Stored dataset items
Begin

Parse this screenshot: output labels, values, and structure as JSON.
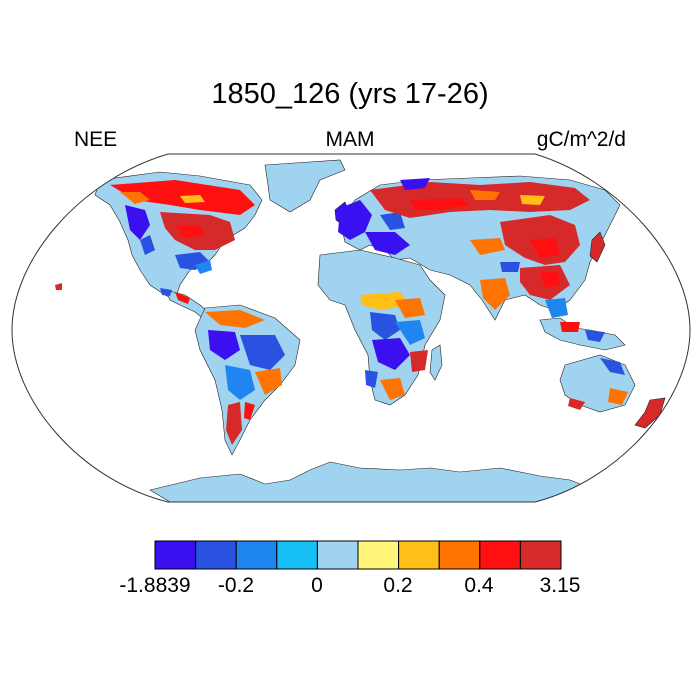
{
  "title": "1850_126 (yrs 17-26)",
  "left_label": "NEE",
  "center_label": "MAM",
  "right_label": "gC/m^2/d",
  "colorbar": {
    "colors": [
      "#3a0ff0",
      "#2a52e0",
      "#1f86f0",
      "#16bff5",
      "#9fd3ef",
      "#fff57a",
      "#ffbf16",
      "#ff7300",
      "#ff0f0f",
      "#d62a2a"
    ],
    "labels": [
      "-1.8839",
      "-0.2",
      "0",
      "0.2",
      "0.4",
      "3.15"
    ]
  },
  "map": {
    "projection": "robinson",
    "ocean_color": "#ffffff",
    "land_base_color": "#9fd3ef"
  }
}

End

# [THE PROBLEM]
Search the lines for "labels". Copy each line that has it.

# [SOLUTION]
Parse this screenshot: output labels, values, and structure as JSON.
    "labels": [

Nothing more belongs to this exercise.